• WHAT TO DO: Render the stretch of the listing from the line containing "nav-panel-log-label: LOG —" through the line containing "groceries-icon: 🛒 — [536, 84, 552, 100]", both included, as a JSON list of strings with one string per line and blank lines left out.

┏━━

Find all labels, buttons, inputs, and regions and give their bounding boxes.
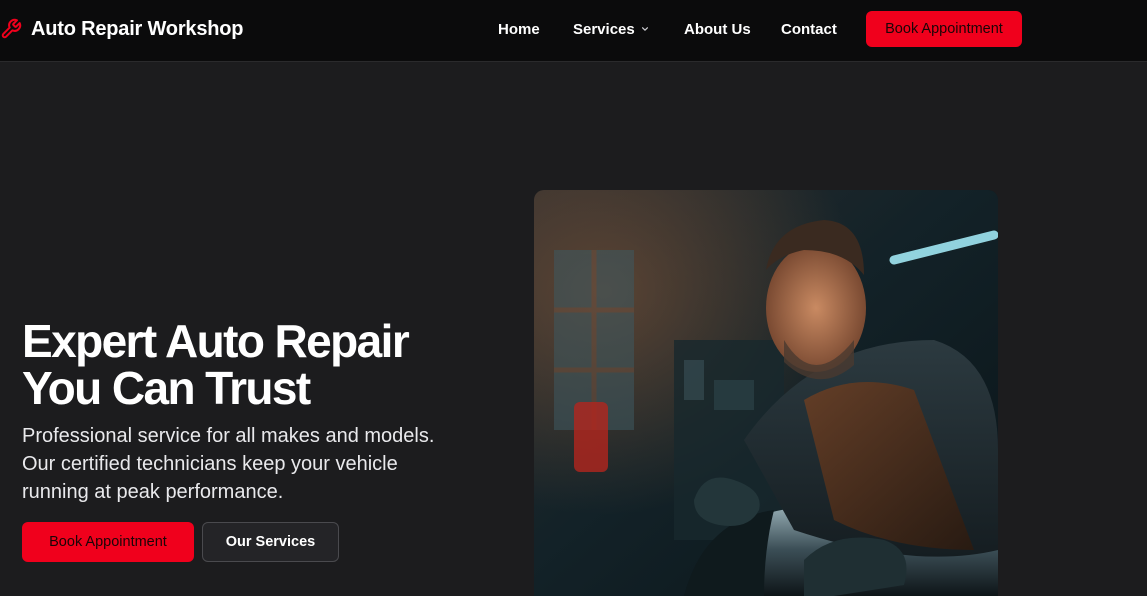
nav-contact-label: Contact <box>781 20 837 38</box>
hero-image <box>534 190 998 596</box>
nav-home-label: Home <box>498 20 540 38</box>
chevron-down-icon <box>641 27 648 31</box>
hero-subtitle: Professional service for all makes and m… <box>22 422 482 506</box>
nav-services[interactable]: Services <box>573 0 649 58</box>
hero-title-line: You Can Trust <box>22 362 311 414</box>
top-navbar: Auto Repair Workshop Home Services About… <box>0 0 1147 62</box>
hero-subtitle-line: running at peak performance. <box>22 481 284 503</box>
mechanic-illustration <box>534 190 998 596</box>
hero-subtitle-line: Our certified technicians keep your vehi… <box>22 453 398 475</box>
hero-title: Expert Auto Repair You Can Trust <box>22 318 502 412</box>
our-services-button[interactable]: Our Services <box>202 522 339 562</box>
nav-home[interactable]: Home <box>498 0 540 58</box>
nav-contact[interactable]: Contact <box>781 0 837 58</box>
hero-title-line: Expert Auto Repair <box>22 315 410 367</box>
nav-services-label: Services <box>573 20 635 38</box>
book-appointment-button[interactable]: Book Appointment <box>22 522 194 562</box>
nav-book-appointment-button[interactable]: Book Appointment <box>866 11 1022 47</box>
nav-about-label: About Us <box>684 20 751 38</box>
nav-about[interactable]: About Us <box>684 0 751 58</box>
hero-subtitle-line: Professional service for all makes and m… <box>22 425 435 447</box>
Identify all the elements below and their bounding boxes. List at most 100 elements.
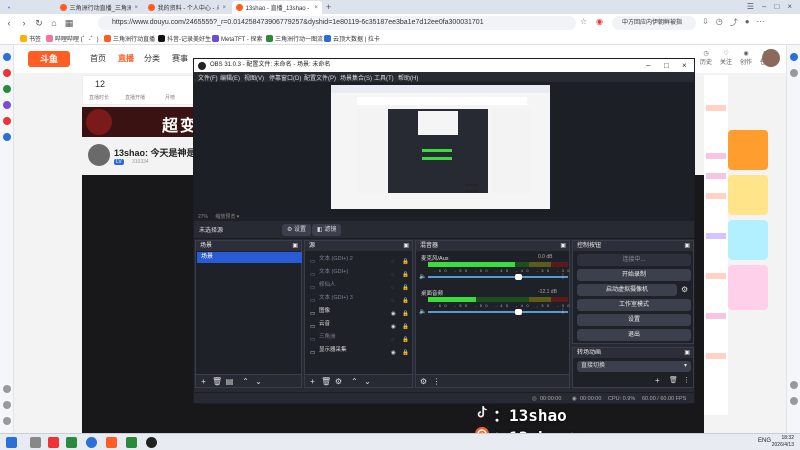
- menu-scene-collection[interactable]: 场景集合(S): [340, 73, 372, 82]
- lock-icon[interactable]: 🔒: [402, 295, 409, 304]
- move-up-icon[interactable]: ⌃: [350, 377, 359, 386]
- streamer-avatar[interactable]: [88, 144, 110, 166]
- menu-file[interactable]: 文件(F): [198, 73, 218, 82]
- speaker-icon[interactable]: 🔈: [419, 273, 426, 280]
- bookmark-item[interactable]: 三角洲行动一图流: [266, 34, 323, 43]
- menu-tools[interactable]: 工具(T): [374, 73, 394, 82]
- maximize-icon[interactable]: □: [664, 59, 669, 72]
- minimize-icon[interactable]: –: [646, 59, 650, 72]
- source-item[interactable]: ▭ 云音 ◉ 🔒: [307, 318, 413, 331]
- gear-icon[interactable]: ⚙: [419, 377, 428, 386]
- add-icon[interactable]: +: [655, 376, 660, 385]
- close-icon[interactable]: ×: [682, 59, 687, 72]
- lock-icon[interactable]: 🔒: [402, 256, 409, 265]
- nav-events[interactable]: 赛事: [172, 53, 188, 64]
- extensions-icon[interactable]: ▦: [63, 17, 75, 29]
- lock-icon[interactable]: 🔒: [402, 321, 409, 330]
- volume-slider[interactable]: [428, 309, 568, 315]
- user-icon[interactable]: ●: [745, 17, 750, 28]
- lock-icon[interactable]: 🔒: [402, 269, 409, 278]
- source-item[interactable]: ▭ 文本 (GDI+) 2 ◌ 🔒: [307, 253, 413, 266]
- filter-icon[interactable]: ▤: [225, 377, 234, 386]
- menu-docks[interactable]: 停靠窗口(D): [269, 73, 301, 82]
- nav-category[interactable]: 分类: [144, 53, 160, 64]
- menu-edit[interactable]: 编辑(E): [220, 73, 240, 82]
- sidebar-tool-icon[interactable]: [790, 381, 798, 389]
- dock-float-icon[interactable]: ▣: [684, 348, 690, 358]
- lock-icon[interactable]: 🔒: [402, 308, 409, 317]
- eye-icon[interactable]: ◉: [391, 347, 398, 356]
- sidebar-app-icon[interactable]: [3, 53, 11, 61]
- event-banner[interactable]: 超变: [82, 107, 210, 137]
- slider-handle[interactable]: [515, 274, 522, 280]
- nav-live[interactable]: 直播: [118, 53, 134, 64]
- netease-music-icon[interactable]: [48, 437, 59, 448]
- sidebar-app-icon[interactable]: [3, 133, 11, 141]
- browser-menu-icon[interactable]: [4, 1, 14, 14]
- reader-icon[interactable]: ◉: [596, 17, 603, 26]
- tab-close-icon[interactable]: ×: [314, 5, 318, 11]
- refresh-icon[interactable]: ↻: [33, 17, 45, 29]
- window-maximize-icon[interactable]: □: [774, 2, 779, 12]
- user-avatar[interactable]: [762, 49, 780, 67]
- trash-icon[interactable]: 🗑: [212, 377, 222, 386]
- sidebar-app-icon[interactable]: [3, 85, 11, 93]
- eye-off-icon[interactable]: ◌: [391, 256, 398, 265]
- douyu-taskbar-icon[interactable]: [106, 437, 117, 448]
- back-icon[interactable]: ‹: [3, 17, 15, 29]
- eye-off-icon[interactable]: ◌: [391, 269, 398, 278]
- sidebar-app-icon[interactable]: [3, 117, 11, 125]
- source-item[interactable]: ▭ 显示器采集 ◉ 🔒: [307, 344, 413, 357]
- follow-button[interactable]: ♡ 关注: [720, 50, 732, 66]
- obs-taskbar-icon[interactable]: [146, 437, 157, 448]
- menu-icon[interactable]: ⋮: [683, 376, 690, 384]
- window-close-icon[interactable]: ×: [787, 2, 792, 12]
- sidebar-app-icon[interactable]: [3, 69, 11, 77]
- menu-icon[interactable]: ⋮: [432, 377, 441, 386]
- create-button[interactable]: ◉ 创作: [740, 50, 752, 66]
- tab-13shao-live[interactable]: 13shao - 直播_13shao - 直 ×: [232, 1, 322, 14]
- dock-float-icon[interactable]: ▣: [560, 241, 566, 251]
- app-icon[interactable]: [66, 437, 77, 448]
- speaker-icon[interactable]: 🔈: [419, 308, 426, 315]
- input-language[interactable]: ENG: [758, 438, 771, 444]
- new-tab-icon[interactable]: +: [326, 2, 331, 12]
- sidebar-search-icon[interactable]: [790, 53, 798, 61]
- zoom-dropdown[interactable]: 缩放预览 ▾: [215, 214, 239, 220]
- gear-icon[interactable]: ⚙: [334, 377, 343, 386]
- promo-card[interactable]: [728, 265, 768, 310]
- history-icon[interactable]: ◷: [716, 17, 723, 28]
- eye-icon[interactable]: ◉: [391, 308, 398, 317]
- bookmark-item[interactable]: 三角洲行动直播: [104, 34, 155, 43]
- dock-float-icon[interactable]: ▣: [684, 241, 690, 251]
- window-menu-icon[interactable]: ☰: [747, 2, 754, 12]
- lock-icon[interactable]: 🔒: [402, 347, 409, 356]
- promo-card[interactable]: [728, 175, 768, 215]
- transition-select[interactable]: 直接切换 ▾: [577, 361, 691, 372]
- system-clock[interactable]: 18:32 2026/4/13: [772, 435, 794, 449]
- scene-item[interactable]: 场景: [197, 252, 302, 263]
- exit-button[interactable]: 退出: [577, 329, 691, 341]
- settings-button[interactable]: 设置: [577, 314, 691, 326]
- search-suggestion-input[interactable]: 中方回应内伊朝鲜被指: [612, 16, 696, 30]
- eye-off-icon[interactable]: ◌: [391, 295, 398, 304]
- source-filter-button[interactable]: ◧ 滤镜: [312, 224, 342, 236]
- eye-icon[interactable]: ◉: [391, 321, 398, 330]
- sidebar-app-icon[interactable]: [3, 101, 11, 109]
- channel-menu-icon[interactable]: ⋮: [560, 273, 566, 280]
- source-settings-button[interactable]: ⚙ 设置: [282, 224, 312, 236]
- source-item[interactable]: ▭ 修仙人 ◌ 🔒: [307, 279, 413, 292]
- home-icon[interactable]: ⌂: [48, 17, 60, 29]
- move-down-icon[interactable]: ⌄: [363, 377, 372, 386]
- sidebar-settings-icon[interactable]: [3, 385, 11, 393]
- bookmark-item[interactable]: 哔哩哔哩 (゜-゜): [46, 34, 99, 43]
- promo-card[interactable]: [728, 220, 768, 260]
- sidebar-tool-icon[interactable]: [790, 397, 798, 405]
- volume-slider[interactable]: [428, 274, 568, 280]
- tab-douyu-live-1[interactable]: 三角洲行动直播_三角洲行动直播 ×: [56, 1, 142, 14]
- source-item[interactable]: ▭ 文本 (GDI+) 3 ◌ 🔒: [307, 292, 413, 305]
- move-down-icon[interactable]: ⌄: [254, 377, 263, 386]
- windows-start-icon[interactable]: [6, 437, 17, 448]
- tab-profile[interactable]: 我的资料 - 个人中心 - 斗鱼 ×: [144, 1, 230, 14]
- bookmark-item[interactable]: 云顶大数据 | 拉卡: [324, 34, 380, 43]
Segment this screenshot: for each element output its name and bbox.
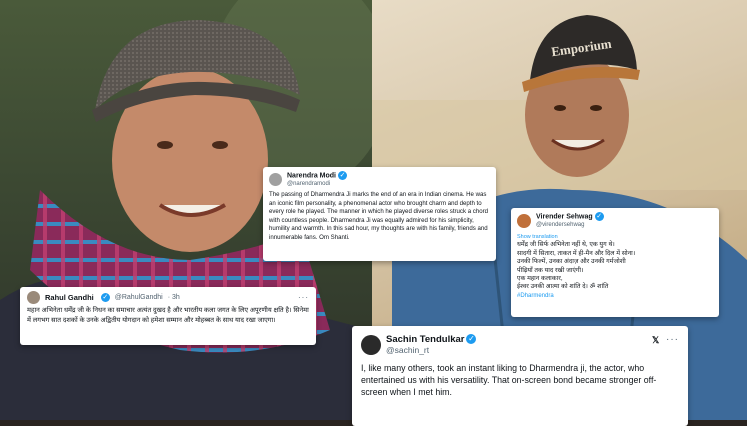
author-name[interactable]: Narendra Modi: [287, 172, 336, 179]
tweet-time[interactable]: · 3h: [168, 294, 180, 301]
author-handle[interactable]: @virendersehwag: [536, 221, 604, 229]
hashtag-link[interactable]: #Dharmendra: [517, 293, 713, 299]
tweet-card-modi[interactable]: Narendra Modi ✓ @narendramodi The passing…: [263, 167, 496, 261]
verified-icon: ✓: [466, 334, 477, 345]
more-icon[interactable]: ···: [666, 334, 679, 345]
tweet-header: Rahul Gandhi ✓ @RahulGandhi · 3h ···: [27, 291, 309, 304]
author-name[interactable]: Rahul Gandhi: [45, 293, 94, 302]
author-name[interactable]: Sachin Tendulkar: [386, 334, 464, 345]
tweet-text: महान अभिनेता धर्मेंद्र जी के निधन का समा…: [27, 307, 309, 324]
verified-icon: ✓: [594, 212, 604, 221]
author-handle[interactable]: @sachin_rt: [386, 345, 476, 356]
tweet-card-gandhi[interactable]: Rahul Gandhi ✓ @RahulGandhi · 3h ··· महा…: [20, 287, 316, 345]
avatar[interactable]: [517, 213, 531, 228]
tweet-text: I, like many others, took an instant lik…: [361, 363, 657, 397]
tweet-text: धर्मेंद्र जी सिर्फ अभिनेता नहीं थे, एक य…: [517, 241, 636, 291]
tweet-header: Virender Sehwag ✓ @virendersehwag: [517, 212, 713, 229]
tweet-text: The passing of Dharmendra Ji marks the e…: [269, 191, 489, 241]
show-translation-link[interactable]: Show translation: [517, 234, 713, 240]
tweet-card-sehwag[interactable]: Virender Sehwag ✓ @virendersehwag Show tr…: [511, 208, 719, 317]
verified-icon: ✓: [100, 293, 110, 302]
avatar[interactable]: [361, 335, 381, 355]
avatar[interactable]: [27, 291, 40, 304]
tweet-header: Sachin Tendulkar ✓ @sachin_rt ···: [361, 334, 679, 356]
tweet-header: Narendra Modi ✓ @narendramodi: [269, 171, 490, 188]
more-icon[interactable]: ···: [298, 293, 309, 302]
avatar[interactable]: [269, 173, 282, 187]
author-handle[interactable]: @narendramodi: [287, 180, 347, 188]
x-logo-icon: 𝕏: [652, 335, 660, 345]
verified-icon: ✓: [338, 171, 348, 180]
author-name[interactable]: Virender Sehwag: [536, 213, 593, 220]
author-handle[interactable]: @RahulGandhi: [115, 294, 163, 301]
tweet-card-tendulkar[interactable]: Sachin Tendulkar ✓ @sachin_rt ··· I, like…: [352, 326, 688, 426]
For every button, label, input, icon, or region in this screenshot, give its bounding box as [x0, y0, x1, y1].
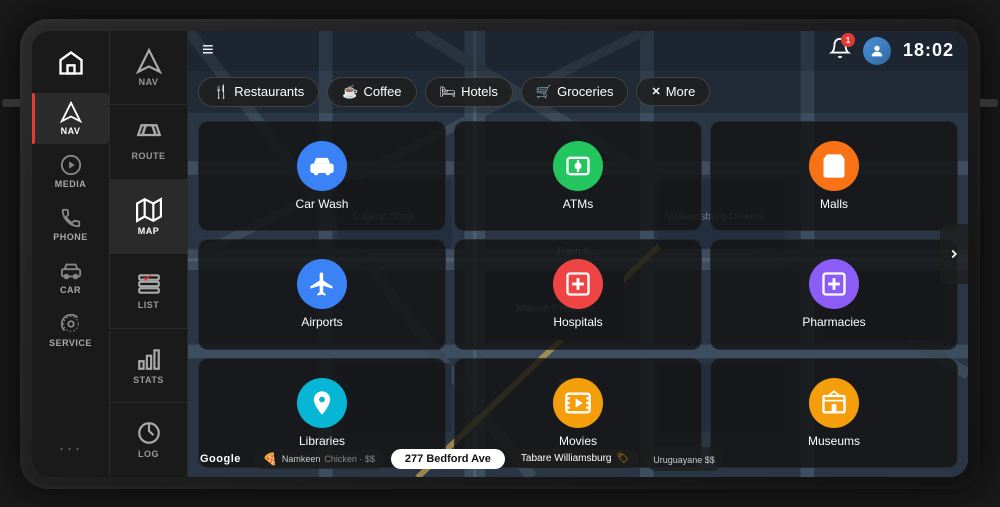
nav-panel-log-label: LOG — [138, 449, 159, 459]
time-display: 18:02 — [903, 40, 954, 61]
more-close-icon: ✕ — [651, 85, 660, 98]
google-logo: Google — [200, 453, 241, 465]
nav-panel-map-label: MAP — [138, 226, 160, 236]
poi-atms[interactable]: ATMs — [454, 121, 702, 232]
category-tabs: 🍴 Restaurants ☕ Coffee 🛏 Hotels 🛒 Grocer… — [188, 71, 968, 113]
libraries-icon — [297, 378, 347, 428]
poi-pharmacies[interactable]: Pharmacies — [710, 239, 958, 350]
coffee-icon: ☕ — [342, 84, 358, 100]
nav-panel-route[interactable]: ROUTE — [110, 105, 187, 180]
sidebar-label-nav: NAV — [61, 126, 81, 136]
hospitals-label: Hospitals — [553, 315, 602, 329]
tab-groceries[interactable]: 🛒 Groceries — [521, 77, 629, 107]
sidebar-item-service[interactable]: SERVICE — [32, 305, 109, 356]
place-name: Tabare Williamsburg — [521, 453, 612, 464]
sidebar: NAV MEDIA PHONE — [32, 31, 110, 477]
scroll-right-button[interactable] — [940, 224, 968, 284]
atms-icon — [553, 141, 603, 191]
sidebar-item-phone[interactable]: PHONE — [32, 199, 109, 250]
nav-panel-list[interactable]: LIST — [110, 254, 187, 329]
airports-icon — [297, 259, 347, 309]
hamburger-menu[interactable]: ≡ — [202, 39, 214, 62]
poi-malls[interactable]: Malls — [710, 121, 958, 232]
main-area: Superst Shop Maison Premiere Williamsbur… — [188, 31, 968, 477]
nav-panel-route-label: ROUTE — [132, 151, 166, 161]
hotels-label: Hotels — [461, 84, 498, 99]
movies-icon — [553, 378, 603, 428]
poi-car-wash[interactable]: Car Wash — [198, 121, 446, 232]
malls-label: Malls — [820, 197, 848, 211]
atms-label: ATMs — [563, 197, 593, 211]
groceries-label: Groceries — [557, 84, 613, 99]
restaurants-label: Restaurants — [234, 84, 304, 99]
notification-bell[interactable]: 1 — [829, 37, 851, 64]
top-bar-right: 1 18:02 — [829, 37, 954, 65]
place-sub: Uruguayane $$ — [645, 447, 723, 471]
sidebar-item-nav[interactable]: NAV — [32, 93, 109, 144]
place-pill: Tabare Williamsburg 🏷 — [511, 449, 639, 468]
sidebar-more-dots[interactable]: ··· — [59, 438, 83, 469]
groceries-icon: 🛒 — [536, 84, 552, 100]
sidebar-item-car[interactable]: CAR — [32, 252, 109, 303]
nav-panel: NAV ROUTE MAP — [110, 31, 188, 477]
more-label: More — [666, 84, 696, 99]
malls-icon — [809, 141, 859, 191]
poi-marker-1: 🍕 Namkeen Chicken · $$ — [253, 449, 385, 469]
sidebar-item-media[interactable]: MEDIA — [32, 146, 109, 197]
coffee-label: Coffee — [363, 84, 401, 99]
tab-restaurants[interactable]: 🍴 Restaurants — [198, 77, 319, 107]
sidebar-label-phone: PHONE — [53, 232, 88, 242]
airports-label: Airports — [301, 315, 342, 329]
poi-hospitals[interactable]: Hospitals — [454, 239, 702, 350]
nav-panel-nav-label: NAV — [139, 77, 159, 87]
hospitals-icon — [553, 259, 603, 309]
poi-grid: Car Wash ATMs — [188, 113, 968, 477]
nav-panel-list-label: LIST — [138, 300, 160, 310]
tab-coffee[interactable]: ☕ Coffee — [327, 77, 416, 107]
notification-count: 1 — [841, 33, 855, 47]
car-wash-label: Car Wash — [296, 197, 349, 211]
nav-panel-log[interactable]: LOG — [110, 403, 187, 477]
nav-panel-nav[interactable]: NAV — [110, 31, 187, 106]
museums-icon — [809, 378, 859, 428]
screen: NAV MEDIA PHONE — [32, 31, 968, 477]
device-shell: NAV MEDIA PHONE — [20, 19, 980, 489]
sidebar-label-service: SERVICE — [49, 338, 92, 348]
nav-panel-stats-label: STATS — [133, 375, 164, 385]
pharmacies-label: Pharmacies — [802, 315, 865, 329]
sidebar-label-car: CAR — [60, 285, 81, 295]
user-avatar[interactable] — [863, 37, 891, 65]
bottom-bar: Google 🍕 Namkeen Chicken · $$ 277 Bedfor… — [188, 441, 968, 477]
nav-panel-map[interactable]: MAP — [110, 180, 187, 255]
hotels-icon: 🛏 — [440, 84, 457, 100]
sidebar-label-media: MEDIA — [55, 179, 87, 189]
address-pill[interactable]: 277 Bedford Ave — [391, 449, 505, 469]
pharmacies-icon — [809, 259, 859, 309]
top-bar: ≡ 1 18:02 — [188, 31, 968, 71]
home-button[interactable] — [32, 39, 109, 87]
poi-airports[interactable]: Airports — [198, 239, 446, 350]
car-wash-icon — [297, 141, 347, 191]
tab-hotels[interactable]: 🛏 Hotels — [425, 77, 513, 107]
nav-panel-stats[interactable]: STATS — [110, 329, 187, 404]
restaurants-icon: 🍴 — [213, 84, 229, 100]
tab-more[interactable]: ✕ More — [636, 77, 710, 106]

┗━━

• EXERCISE ANSWER:
[
  "nav-panel-log-label: LOG — [138, 449, 159, 459]",
  "time-display: 18:02 — [903, 40, 954, 61]",
  "more-close-icon: ✕ — [651, 85, 660, 98]",
  "google-logo: Google — [200, 453, 241, 465]",
  "nav-panel-map-label: MAP — [138, 226, 160, 236]",
  "poi-atms[interactable]: ATMs — [454, 121, 702, 232]",
  "category-tabs: 🍴 Restaurants ☕ Coffee 🛏 Hotels 🛒 Grocer… — [188, 71, 968, 113]",
  "libraries-icon — [297, 378, 347, 428]",
  "poi-pharmacies[interactable]: Pharmacies — [710, 239, 958, 350]",
  "coffee-icon: ☕ — [342, 84, 358, 100]",
  "nav-panel-route[interactable]: ROUTE — [110, 105, 187, 180]",
  "sidebar-label-nav: NAV — [61, 126, 81, 136]",
  "hospitals-label: Hospitals — [553, 315, 602, 329]",
  "tab-groceries[interactable]: 🛒 Groceries — [521, 77, 629, 107]",
  "sidebar-item-service[interactable]: SERVICE — [32, 305, 109, 356]",
  "place-name: Tabare Williamsburg — [521, 453, 612, 464]",
  "sidebar: NAV MEDIA PHONE — [32, 31, 110, 477]",
  "scroll-right-button[interactable] — [940, 224, 968, 284]",
  "atms-icon — [553, 141, 603, 191]",
  "sidebar-item-phone[interactable]: PHONE — [32, 199, 109, 250]",
  "nav-panel-list[interactable]: LIST — [110, 254, 187, 329]",
  "airports-icon — [297, 259, 347, 309]",
  "hamburger-menu[interactable]: ≡ — [202, 39, 214, 62]",
  "poi-malls[interactable]: Malls — [710, 121, 958, 232]",
  "main-area: Superst Shop Maison Premiere Williamsbur… — [188, 31, 968, 477]",
  "nav-panel-route-label: ROUTE — [132, 151, 166, 161]",
  "hotels-label: Hotels — [461, 84, 498, 99]",
  "movies-icon — [553, 378, 603, 428]",
  "poi-car-wash[interactable]: Car Wash — [198, 121, 446, 232]",
  "malls-label: Malls — [820, 197, 848, 211]",
  "atms-label: ATMs — [563, 197, 593, 211]",
  "groceries-label: Groceries — [557, 84, 613, 99]",
  "restaurants-label: Restaurants — [234, 84, 304, 99]",
  "notification-bell[interactable]: 1 — [829, 37, 851, 64]",
  "top-bar-right: 1 18:02 — [829, 37, 954, 65]",
  "place-sub: Uruguayane $$ — [645, 447, 723, 471]",
  "sidebar-item-nav[interactable]: NAV — [32, 93, 109, 144]",
  "place-pill: Tabare Williamsburg 🏷 — [511, 449, 639, 468]",
  "sidebar-more-dots[interactable]: ··· — [59, 438, 83, 469]",
  "groceries-icon: 🛒 — [536, 84, 552, 100]"
]